▶ **Written exercise**: Select every line containing the word "uppercase" from the material, and copy those lines.
_ _ _ _ _
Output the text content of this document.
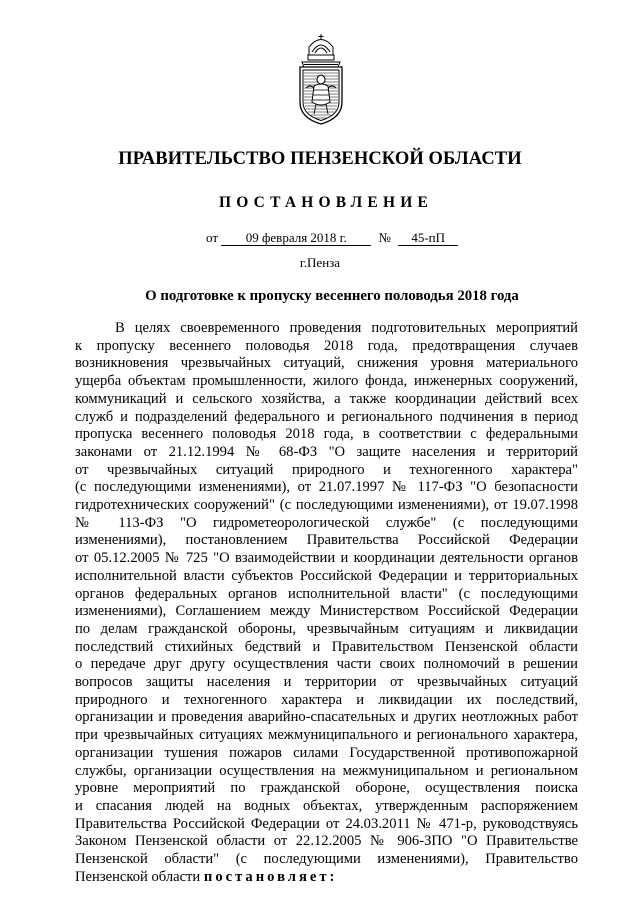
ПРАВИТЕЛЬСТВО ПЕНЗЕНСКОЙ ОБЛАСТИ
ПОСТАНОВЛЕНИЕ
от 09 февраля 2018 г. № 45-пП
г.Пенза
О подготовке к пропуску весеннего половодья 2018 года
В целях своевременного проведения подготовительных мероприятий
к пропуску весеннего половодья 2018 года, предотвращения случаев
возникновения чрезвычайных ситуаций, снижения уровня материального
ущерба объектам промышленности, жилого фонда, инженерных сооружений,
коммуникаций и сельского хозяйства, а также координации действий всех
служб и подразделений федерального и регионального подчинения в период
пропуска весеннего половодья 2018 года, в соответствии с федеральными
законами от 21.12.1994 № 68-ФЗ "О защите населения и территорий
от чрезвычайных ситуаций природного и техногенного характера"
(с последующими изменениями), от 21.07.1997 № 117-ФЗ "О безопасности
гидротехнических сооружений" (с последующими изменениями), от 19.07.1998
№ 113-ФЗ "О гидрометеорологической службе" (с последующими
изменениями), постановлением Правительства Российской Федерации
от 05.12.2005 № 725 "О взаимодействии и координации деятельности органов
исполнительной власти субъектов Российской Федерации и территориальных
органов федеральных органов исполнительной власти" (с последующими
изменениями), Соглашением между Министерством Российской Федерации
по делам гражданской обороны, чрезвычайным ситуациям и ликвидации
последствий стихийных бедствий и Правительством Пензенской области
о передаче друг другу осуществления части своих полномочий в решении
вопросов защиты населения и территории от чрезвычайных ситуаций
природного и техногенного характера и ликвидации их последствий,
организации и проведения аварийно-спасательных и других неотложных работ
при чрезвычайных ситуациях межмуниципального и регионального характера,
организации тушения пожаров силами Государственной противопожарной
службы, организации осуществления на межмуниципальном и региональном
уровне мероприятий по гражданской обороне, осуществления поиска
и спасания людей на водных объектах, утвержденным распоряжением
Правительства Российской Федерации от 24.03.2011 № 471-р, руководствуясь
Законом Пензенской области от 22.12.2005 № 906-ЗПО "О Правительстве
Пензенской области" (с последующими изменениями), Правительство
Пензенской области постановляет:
_ _ _ _ _
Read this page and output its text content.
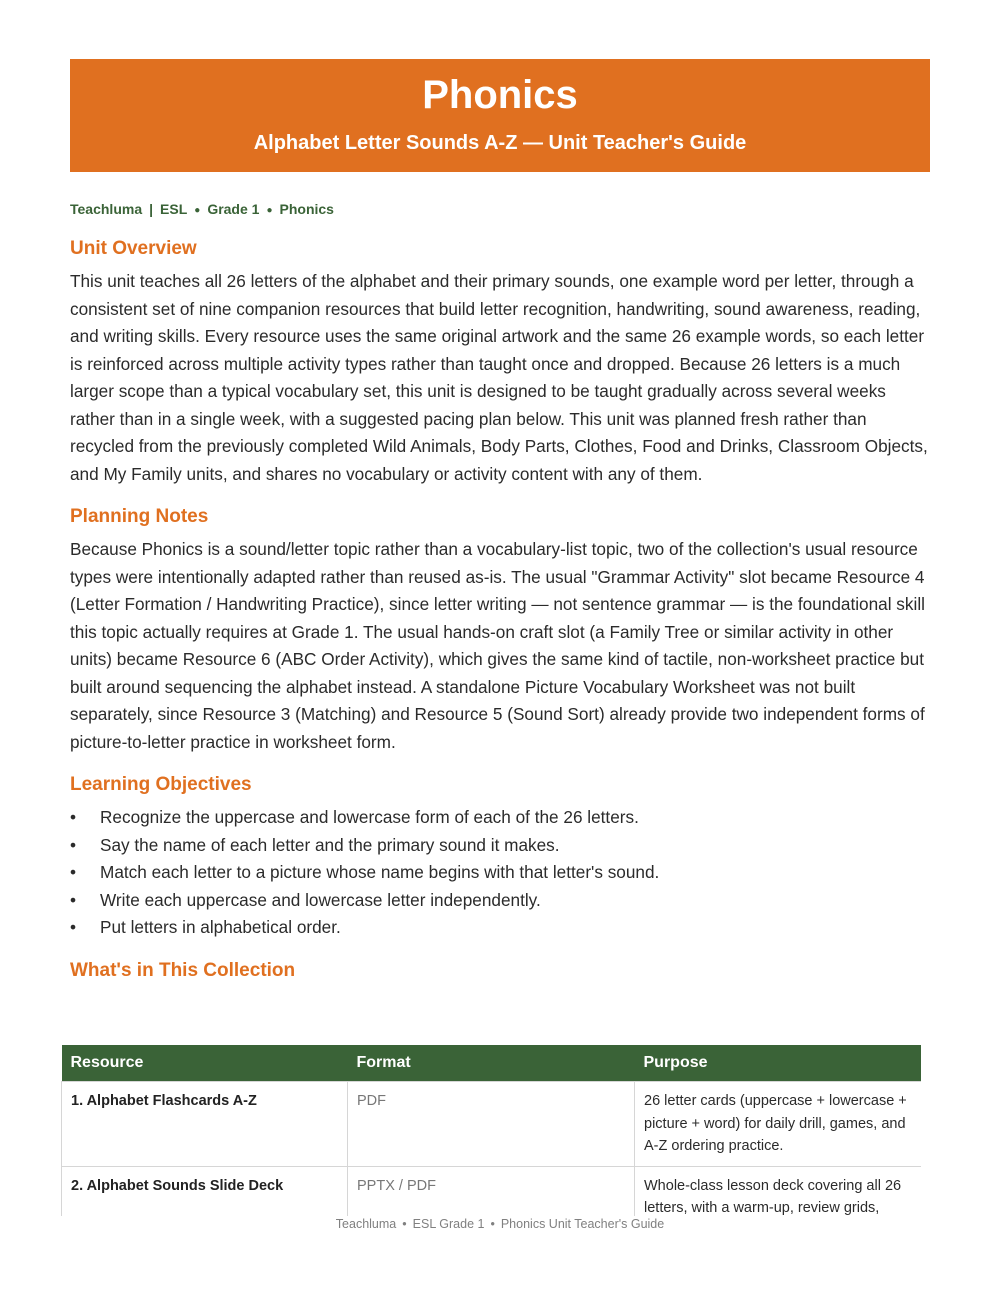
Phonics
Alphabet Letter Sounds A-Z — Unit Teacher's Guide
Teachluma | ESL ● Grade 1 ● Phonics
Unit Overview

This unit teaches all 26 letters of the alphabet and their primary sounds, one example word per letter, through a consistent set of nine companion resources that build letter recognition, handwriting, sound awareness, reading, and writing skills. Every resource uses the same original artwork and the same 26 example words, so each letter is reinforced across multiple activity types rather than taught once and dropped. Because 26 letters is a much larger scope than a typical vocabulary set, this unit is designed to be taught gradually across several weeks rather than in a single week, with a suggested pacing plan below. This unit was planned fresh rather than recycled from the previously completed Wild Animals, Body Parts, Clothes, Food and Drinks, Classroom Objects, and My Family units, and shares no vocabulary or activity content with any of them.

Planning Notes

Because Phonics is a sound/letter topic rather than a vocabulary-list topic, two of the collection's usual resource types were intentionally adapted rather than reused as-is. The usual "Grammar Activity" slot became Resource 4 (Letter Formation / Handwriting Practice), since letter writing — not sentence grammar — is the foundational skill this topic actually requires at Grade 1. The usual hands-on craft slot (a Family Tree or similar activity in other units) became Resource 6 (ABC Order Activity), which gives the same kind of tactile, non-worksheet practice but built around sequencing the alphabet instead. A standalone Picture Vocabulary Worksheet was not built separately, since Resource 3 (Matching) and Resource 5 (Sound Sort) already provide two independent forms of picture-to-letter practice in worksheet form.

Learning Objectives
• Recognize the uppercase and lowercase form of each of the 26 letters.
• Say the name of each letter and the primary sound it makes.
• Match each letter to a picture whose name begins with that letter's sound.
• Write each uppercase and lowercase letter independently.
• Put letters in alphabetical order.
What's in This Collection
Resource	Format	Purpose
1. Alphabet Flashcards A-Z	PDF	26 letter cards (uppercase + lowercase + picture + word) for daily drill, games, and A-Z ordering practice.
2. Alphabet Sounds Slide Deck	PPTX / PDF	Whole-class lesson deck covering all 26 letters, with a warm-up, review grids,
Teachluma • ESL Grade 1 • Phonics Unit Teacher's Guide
_ _ _ _ _
▶ **Correct result**:
• Recognize the uppercase and lowercase form of each of the 26 letters.
• Write each uppercase and lowercase letter independently.
1. Alphabet Flashcards A-Z	PDF	26 letter cards (uppercase + lowercase + picture + word) for daily drill, games, and A-Z ordering practice.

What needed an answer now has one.